Exercise task
A single number is the answer here: how many lines of the entries contain "items"?

Records shown

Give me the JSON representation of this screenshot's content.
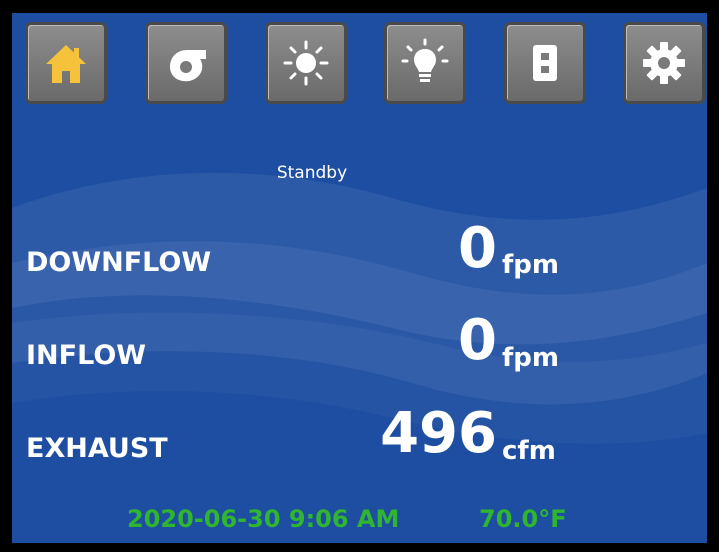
{
  "colors": {
    "panel_background": "#1e4ea1",
    "button_face": "#7a7a7a",
    "home_icon_active": "#f6c23b",
    "icon_default": "#ffffff",
    "footer_text": "#2fb52f"
  },
  "toolbar": {
    "buttons": [
      {
        "icon": "home-icon",
        "active": true
      },
      {
        "icon": "fan-blower-icon",
        "active": false
      },
      {
        "icon": "sun-uv-light-icon",
        "active": false
      },
      {
        "icon": "lightbulb-icon",
        "active": false
      },
      {
        "icon": "outlet-icon",
        "active": false
      },
      {
        "icon": "gear-icon",
        "active": false
      }
    ]
  },
  "status": "Standby",
  "readings": {
    "downflow": {
      "label": "DOWNFLOW",
      "value": "0",
      "unit": "fpm"
    },
    "inflow": {
      "label": "INFLOW",
      "value": "0",
      "unit": "fpm"
    },
    "exhaust": {
      "label": "EXHAUST",
      "value": "496",
      "unit": "cfm"
    }
  },
  "footer": {
    "datetime": "2020-06-30 9:06 AM",
    "temperature": "70.0°F"
  }
}
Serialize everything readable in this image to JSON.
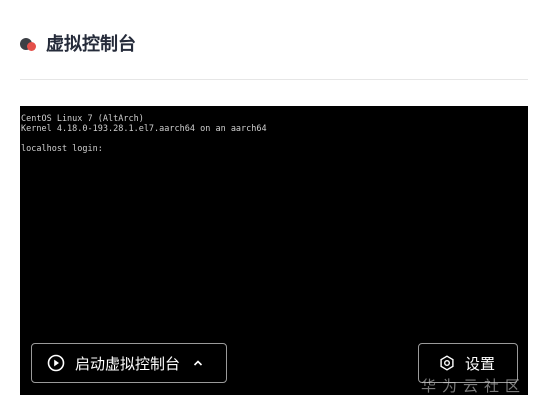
{
  "header": {
    "title": "虚拟控制台"
  },
  "console": {
    "lines": [
      "CentOS Linux 7 (AltArch)",
      "Kernel 4.18.0-193.28.1.el7.aarch64 on an aarch64",
      "",
      "localhost login:"
    ],
    "launch_label": "启动虚拟控制台",
    "settings_label": "设置"
  },
  "watermark": {
    "text": "华为云社区"
  },
  "colors": {
    "accent_red": "#e4504a",
    "dot_dark": "#3c3f45",
    "console_bg": "#000000"
  },
  "icons": {
    "header": "status-dot-icon",
    "launch": "play-circle-icon",
    "chevron": "chevron-up-icon",
    "settings": "hexagon-gear-icon"
  }
}
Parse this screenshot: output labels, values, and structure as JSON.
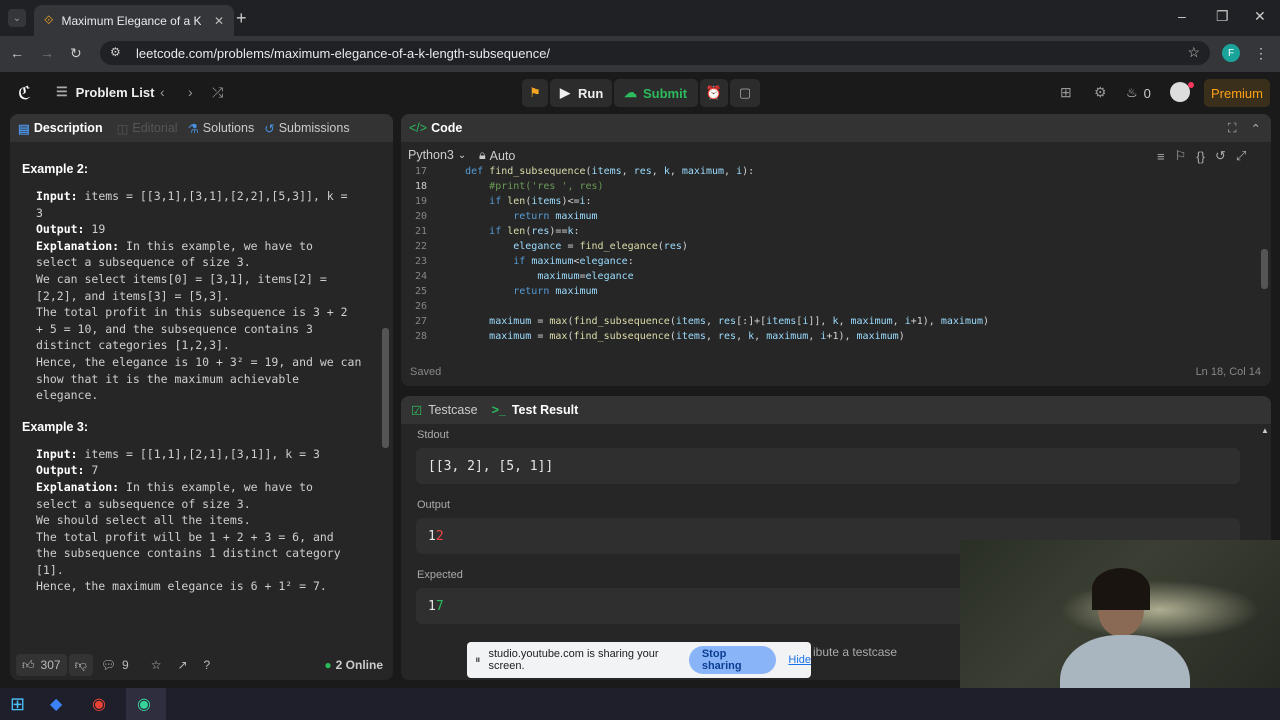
{
  "browser": {
    "tab_title": "Maximum Elegance of a K-Leng",
    "url": "leetcode.com/problems/maximum-elegance-of-a-k-length-subsequence/",
    "profile_initial": "F"
  },
  "nav": {
    "problem_list": "Problem List",
    "run": "Run",
    "submit": "Submit",
    "streak": "0",
    "premium": "Premium"
  },
  "left_tabs": {
    "description": "Description",
    "editorial": "Editorial",
    "solutions": "Solutions",
    "submissions": "Submissions"
  },
  "description": {
    "ex2_title": "Example 2:",
    "ex2_input_label": "Input:",
    "ex2_input": " items = [[3,1],[3,1],[2,2],[5,3]], k =",
    "ex2_input_cont": "3",
    "ex2_output_label": "Output:",
    "ex2_output": " 19",
    "ex2_expl_label": "Explanation:",
    "ex2_expl1": " In this example, we have to",
    "ex2_lines": [
      "select a subsequence of size 3.",
      "We can select items[0] = [3,1], items[2] =",
      "[2,2], and items[3] = [5,3].",
      "The total profit in this subsequence is 3 + 2",
      "+ 5 = 10, and the subsequence contains 3",
      "distinct categories [1,2,3].",
      "Hence, the elegance is 10 + 3² = 19, and we can",
      "show that it is the maximum achievable",
      "elegance."
    ],
    "ex3_title": "Example 3:",
    "ex3_input_label": "Input:",
    "ex3_input": " items = [[1,1],[2,1],[3,1]], k = 3",
    "ex3_output_label": "Output:",
    "ex3_output": " 7",
    "ex3_expl_label": "Explanation:",
    "ex3_expl1": " In this example, we have to",
    "ex3_lines": [
      "select a subsequence of size 3.",
      "We should select all the items.",
      "The total profit will be 1 + 2 + 3 = 6, and",
      "the subsequence contains 1 distinct category",
      "[1].",
      "Hence, the maximum elegance is 6 + 1² = 7."
    ]
  },
  "footer": {
    "likes": "307",
    "comments": "9",
    "online": "2 Online"
  },
  "code": {
    "title": "Code",
    "language": "Python3",
    "mode": "Auto",
    "saved": "Saved",
    "cursor": "Ln 18, Col 14"
  },
  "result": {
    "testcase_tab": "Testcase",
    "result_tab": "Test Result",
    "stdout_label": "Stdout",
    "stdout": "[[3, 2], [5, 1]]",
    "output_label": "Output",
    "output_a": "1",
    "output_b": "2",
    "expected_label": "Expected",
    "expected_a": "1",
    "expected_b": "7",
    "contribute": "ibute a testcase"
  },
  "share": {
    "text": "studio.youtube.com is sharing your screen.",
    "stop": "Stop sharing",
    "hide": "Hide"
  }
}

Response
5